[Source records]
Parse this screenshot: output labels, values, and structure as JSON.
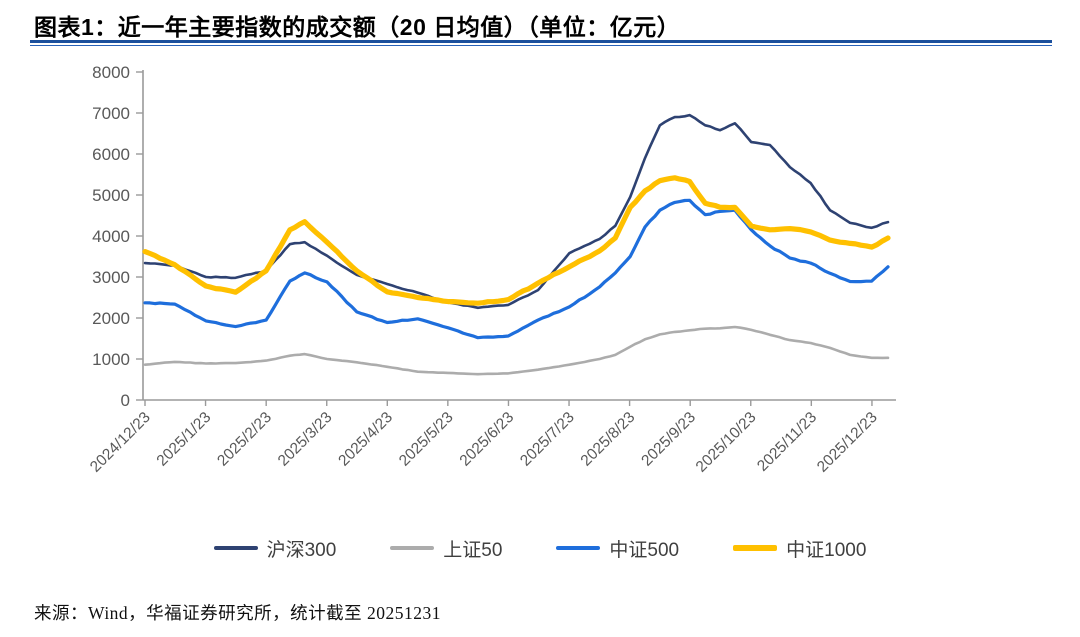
{
  "header": {
    "title": "图表1：近一年主要指数的成交额（20 日均值）（单位：亿元）"
  },
  "chart_data": {
    "type": "line",
    "title": "近一年主要指数的成交额（20 日均值）",
    "unit": "亿元",
    "ylim": [
      0,
      8000
    ],
    "ytick_step": 1000,
    "grid": false,
    "legend_position": "bottom",
    "x_tick_labels": [
      "2024/12/23",
      "2025/1/23",
      "2025/2/23",
      "2025/3/23",
      "2025/4/23",
      "2025/5/23",
      "2025/6/23",
      "2025/7/23",
      "2025/8/23",
      "2025/9/23",
      "2025/10/23",
      "2025/11/23",
      "2025/12/23"
    ],
    "x_tick_pos": [
      0,
      0.0815,
      0.1631,
      0.2446,
      0.3261,
      0.4076,
      0.4892,
      0.5707,
      0.6522,
      0.7338,
      0.8153,
      0.8968,
      0.9784
    ],
    "t": [
      0,
      0.04,
      0.082,
      0.122,
      0.163,
      0.195,
      0.215,
      0.245,
      0.285,
      0.326,
      0.367,
      0.408,
      0.448,
      0.489,
      0.529,
      0.571,
      0.612,
      0.633,
      0.653,
      0.673,
      0.693,
      0.713,
      0.733,
      0.754,
      0.774,
      0.794,
      0.816,
      0.841,
      0.868,
      0.896,
      0.922,
      0.949,
      0.978,
      1.0
    ],
    "series": [
      {
        "name": "沪深300",
        "color": "#2E4272",
        "stroke_width": 2.6,
        "values": [
          3340,
          3280,
          3000,
          2980,
          3150,
          3800,
          3850,
          3520,
          3050,
          2830,
          2620,
          2380,
          2250,
          2320,
          2680,
          3580,
          3930,
          4250,
          4950,
          5900,
          6700,
          6900,
          6950,
          6700,
          6580,
          6750,
          6290,
          6220,
          5680,
          5290,
          4630,
          4320,
          4200,
          4340
        ]
      },
      {
        "name": "上证50",
        "color": "#ACACAC",
        "stroke_width": 2.6,
        "values": [
          860,
          930,
          890,
          900,
          960,
          1080,
          1120,
          1000,
          920,
          810,
          690,
          660,
          630,
          650,
          740,
          860,
          1000,
          1100,
          1300,
          1480,
          1600,
          1660,
          1700,
          1740,
          1750,
          1780,
          1710,
          1590,
          1460,
          1390,
          1270,
          1100,
          1030,
          1030
        ]
      },
      {
        "name": "中证500",
        "color": "#1E6EDC",
        "stroke_width": 3.2,
        "values": [
          2370,
          2340,
          1930,
          1790,
          1950,
          2900,
          3100,
          2880,
          2150,
          1890,
          1980,
          1760,
          1520,
          1560,
          1950,
          2270,
          2760,
          3100,
          3500,
          4220,
          4630,
          4820,
          4870,
          4520,
          4600,
          4630,
          4150,
          3760,
          3460,
          3340,
          3090,
          2890,
          2900,
          3250
        ]
      },
      {
        "name": "中证1000",
        "color": "#FFC000",
        "stroke_width": 5.2,
        "values": [
          3620,
          3300,
          2780,
          2630,
          3150,
          4150,
          4350,
          3850,
          3150,
          2640,
          2500,
          2400,
          2360,
          2450,
          2850,
          3250,
          3640,
          3950,
          4700,
          5100,
          5350,
          5420,
          5330,
          4800,
          4700,
          4700,
          4250,
          4150,
          4180,
          4100,
          3900,
          3820,
          3730,
          3950
        ]
      }
    ]
  },
  "footer": {
    "source_text": "来源：Wind，华福证券研究所，统计截至 20251231"
  }
}
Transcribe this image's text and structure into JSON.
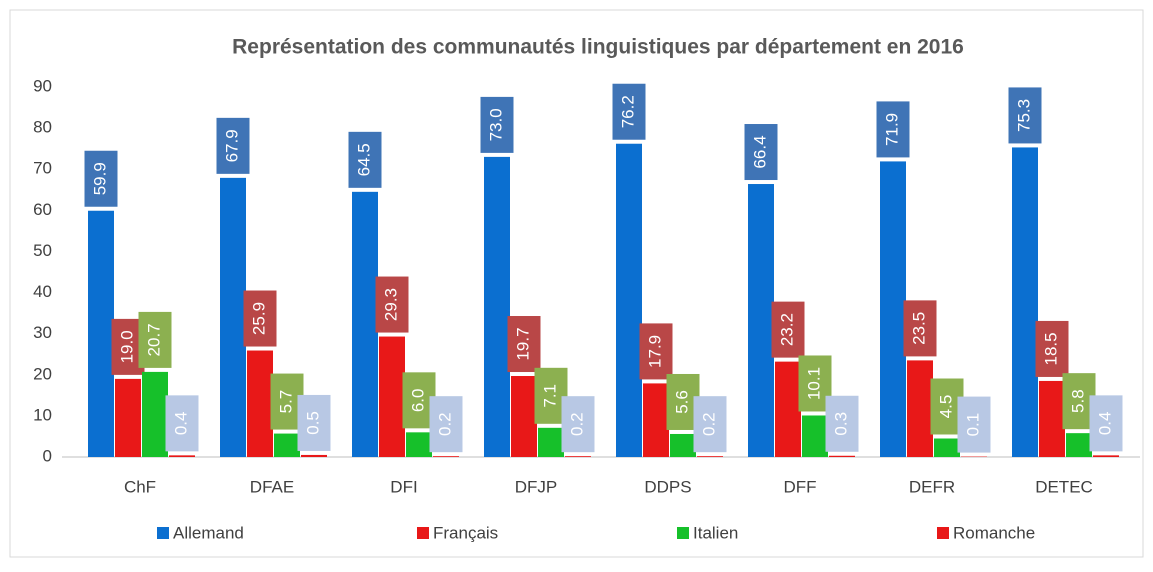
{
  "chart_data": {
    "type": "bar",
    "title": "Représentation des communautés linguistiques par département en 2016",
    "categories": [
      "ChF",
      "DFAE",
      "DFI",
      "DFJP",
      "DDPS",
      "DFF",
      "DEFR",
      "DETEC"
    ],
    "series": [
      {
        "name": "Allemand",
        "color": "#0b6fd0",
        "label_color": "#3f74b6",
        "values": [
          59.9,
          67.9,
          64.5,
          73.0,
          76.2,
          66.4,
          71.9,
          75.3
        ],
        "value_labels": [
          "59.9",
          "67.9",
          "64.5",
          "73.0",
          "76.2",
          "66.4",
          "71.9",
          "75.3"
        ]
      },
      {
        "name": "Français",
        "color": "#e81818",
        "label_color": "#b94747",
        "values": [
          19.0,
          25.9,
          29.3,
          19.7,
          17.9,
          23.2,
          23.5,
          18.5
        ],
        "value_labels": [
          "19.0",
          "25.9",
          "29.3",
          "19.7",
          "17.9",
          "23.2",
          "23.5",
          "18.5"
        ]
      },
      {
        "name": "Italien",
        "color": "#16c02a",
        "label_color": "#8cb050",
        "values": [
          20.7,
          5.7,
          6.0,
          7.1,
          5.6,
          10.1,
          4.5,
          5.8
        ],
        "value_labels": [
          "20.7",
          "5.7",
          "6.0",
          "7.1",
          "5.6",
          "10.1",
          "4.5",
          "5.8"
        ]
      },
      {
        "name": "Romanche",
        "color": "#e81818",
        "label_color": "#b8c8e4",
        "values": [
          0.4,
          0.5,
          0.2,
          0.2,
          0.2,
          0.3,
          0.1,
          0.4
        ],
        "value_labels": [
          "0.4",
          "0.5",
          "0.2",
          "0.2",
          "0.2",
          "0.3",
          "0.1",
          "0.4"
        ]
      }
    ],
    "ylim": [
      0,
      90
    ],
    "yticks": [
      0,
      10,
      20,
      30,
      40,
      50,
      60,
      70,
      80,
      90
    ],
    "grid": false,
    "legend": "bottom"
  }
}
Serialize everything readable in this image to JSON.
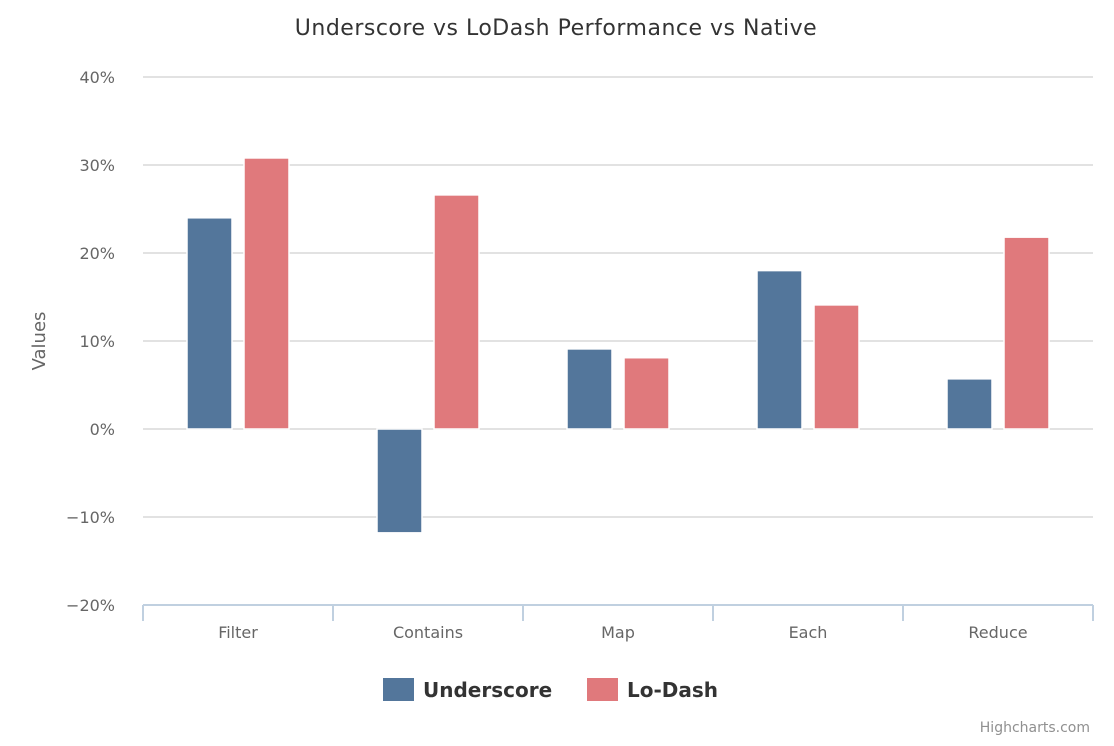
{
  "chart_data": {
    "type": "bar",
    "title": "Underscore vs LoDash Performance vs Native",
    "categories": [
      "Filter",
      "Contains",
      "Map",
      "Each",
      "Reduce"
    ],
    "series": [
      {
        "name": "Underscore",
        "color": "#53769b",
        "values": [
          24,
          -11.8,
          9.1,
          18,
          5.7
        ]
      },
      {
        "name": "Lo-Dash",
        "color": "#e0797c",
        "values": [
          30.8,
          26.6,
          8.1,
          14.1,
          21.8
        ]
      }
    ],
    "ylabel": "Values",
    "xlabel": "",
    "ylim": [
      -20,
      40
    ],
    "yticks": [
      40,
      30,
      20,
      10,
      0,
      -10,
      -20
    ],
    "ytick_labels": [
      "40%",
      "30%",
      "20%",
      "10%",
      "0%",
      "−10%",
      "−20%"
    ],
    "grid": true,
    "legend_position": "bottom-center"
  },
  "credits": "Highcharts.com"
}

WHAT YOU SHOULD DO:
Output the records above exactly; leave out the pictures.

FULL RESPONSE:
Parse this screenshot: output labels, values, and structure as JSON.
{
  "header": {
    "title": "图表1：近一年主要指数的成交额（20 日均值）（单位：亿元）"
  },
  "chart_data": {
    "type": "line",
    "title": "近一年主要指数的成交额（20 日均值）",
    "unit": "亿元",
    "ylim": [
      0,
      8000
    ],
    "ytick_step": 1000,
    "grid": false,
    "legend_position": "bottom",
    "x_tick_labels": [
      "2024/12/23",
      "2025/1/23",
      "2025/2/23",
      "2025/3/23",
      "2025/4/23",
      "2025/5/23",
      "2025/6/23",
      "2025/7/23",
      "2025/8/23",
      "2025/9/23",
      "2025/10/23",
      "2025/11/23",
      "2025/12/23"
    ],
    "x_tick_pos": [
      0,
      0.0815,
      0.1631,
      0.2446,
      0.3261,
      0.4076,
      0.4892,
      0.5707,
      0.6522,
      0.7338,
      0.8153,
      0.8968,
      0.9784
    ],
    "t": [
      0,
      0.04,
      0.082,
      0.122,
      0.163,
      0.195,
      0.215,
      0.245,
      0.285,
      0.326,
      0.367,
      0.408,
      0.448,
      0.489,
      0.529,
      0.571,
      0.612,
      0.633,
      0.653,
      0.673,
      0.693,
      0.713,
      0.733,
      0.754,
      0.774,
      0.794,
      0.816,
      0.841,
      0.868,
      0.896,
      0.922,
      0.949,
      0.978,
      1.0
    ],
    "series": [
      {
        "name": "沪深300",
        "color": "#2E4272",
        "stroke_width": 2.6,
        "values": [
          3340,
          3280,
          3000,
          2980,
          3150,
          3800,
          3850,
          3520,
          3050,
          2830,
          2620,
          2380,
          2250,
          2320,
          2680,
          3580,
          3930,
          4250,
          4950,
          5900,
          6700,
          6900,
          6950,
          6700,
          6580,
          6750,
          6290,
          6220,
          5680,
          5290,
          4630,
          4320,
          4200,
          4340
        ]
      },
      {
        "name": "上证50",
        "color": "#ACACAC",
        "stroke_width": 2.6,
        "values": [
          860,
          930,
          890,
          900,
          960,
          1080,
          1120,
          1000,
          920,
          810,
          690,
          660,
          630,
          650,
          740,
          860,
          1000,
          1100,
          1300,
          1480,
          1600,
          1660,
          1700,
          1740,
          1750,
          1780,
          1710,
          1590,
          1460,
          1390,
          1270,
          1100,
          1030,
          1030
        ]
      },
      {
        "name": "中证500",
        "color": "#1E6EDC",
        "stroke_width": 3.2,
        "values": [
          2370,
          2340,
          1930,
          1790,
          1950,
          2900,
          3100,
          2880,
          2150,
          1890,
          1980,
          1760,
          1520,
          1560,
          1950,
          2270,
          2760,
          3100,
          3500,
          4220,
          4630,
          4820,
          4870,
          4520,
          4600,
          4630,
          4150,
          3760,
          3460,
          3340,
          3090,
          2890,
          2900,
          3250
        ]
      },
      {
        "name": "中证1000",
        "color": "#FFC000",
        "stroke_width": 5.2,
        "values": [
          3620,
          3300,
          2780,
          2630,
          3150,
          4150,
          4350,
          3850,
          3150,
          2640,
          2500,
          2400,
          2360,
          2450,
          2850,
          3250,
          3640,
          3950,
          4700,
          5100,
          5350,
          5420,
          5330,
          4800,
          4700,
          4700,
          4250,
          4150,
          4180,
          4100,
          3900,
          3820,
          3730,
          3950
        ]
      }
    ]
  },
  "footer": {
    "source_text": "来源：Wind，华福证券研究所，统计截至 20251231"
  }
}
Transcribe this image's text and structure into JSON.
{
  "chart_data": {
    "type": "bar",
    "title": "Représentation des communautés linguistiques par département en 2016",
    "categories": [
      "ChF",
      "DFAE",
      "DFI",
      "DFJP",
      "DDPS",
      "DFF",
      "DEFR",
      "DETEC"
    ],
    "series": [
      {
        "name": "Allemand",
        "color": "#0b6fd0",
        "label_color": "#3f74b6",
        "values": [
          59.9,
          67.9,
          64.5,
          73.0,
          76.2,
          66.4,
          71.9,
          75.3
        ],
        "value_labels": [
          "59.9",
          "67.9",
          "64.5",
          "73.0",
          "76.2",
          "66.4",
          "71.9",
          "75.3"
        ]
      },
      {
        "name": "Français",
        "color": "#e81818",
        "label_color": "#b94747",
        "values": [
          19.0,
          25.9,
          29.3,
          19.7,
          17.9,
          23.2,
          23.5,
          18.5
        ],
        "value_labels": [
          "19.0",
          "25.9",
          "29.3",
          "19.7",
          "17.9",
          "23.2",
          "23.5",
          "18.5"
        ]
      },
      {
        "name": "Italien",
        "color": "#16c02a",
        "label_color": "#8cb050",
        "values": [
          20.7,
          5.7,
          6.0,
          7.1,
          5.6,
          10.1,
          4.5,
          5.8
        ],
        "value_labels": [
          "20.7",
          "5.7",
          "6.0",
          "7.1",
          "5.6",
          "10.1",
          "4.5",
          "5.8"
        ]
      },
      {
        "name": "Romanche",
        "color": "#e81818",
        "label_color": "#b8c8e4",
        "values": [
          0.4,
          0.5,
          0.2,
          0.2,
          0.2,
          0.3,
          0.1,
          0.4
        ],
        "value_labels": [
          "0.4",
          "0.5",
          "0.2",
          "0.2",
          "0.2",
          "0.3",
          "0.1",
          "0.4"
        ]
      }
    ],
    "ylim": [
      0,
      90
    ],
    "yticks": [
      0,
      10,
      20,
      30,
      40,
      50,
      60,
      70,
      80,
      90
    ],
    "grid": false,
    "legend": "bottom"
  }
}
Serialize everything readable in this image to JSON.
{
  "chart_data": {
    "type": "bar",
    "title": "Underscore vs LoDash Performance vs Native",
    "categories": [
      "Filter",
      "Contains",
      "Map",
      "Each",
      "Reduce"
    ],
    "series": [
      {
        "name": "Underscore",
        "color": "#53769b",
        "values": [
          24,
          -11.8,
          9.1,
          18,
          5.7
        ]
      },
      {
        "name": "Lo-Dash",
        "color": "#e0797c",
        "values": [
          30.8,
          26.6,
          8.1,
          14.1,
          21.8
        ]
      }
    ],
    "ylabel": "Values",
    "xlabel": "",
    "ylim": [
      -20,
      40
    ],
    "yticks": [
      40,
      30,
      20,
      10,
      0,
      -10,
      -20
    ],
    "ytick_labels": [
      "40%",
      "30%",
      "20%",
      "10%",
      "0%",
      "−10%",
      "−20%"
    ],
    "grid": true,
    "legend_position": "bottom-center"
  },
  "credits": "Highcharts.com"
}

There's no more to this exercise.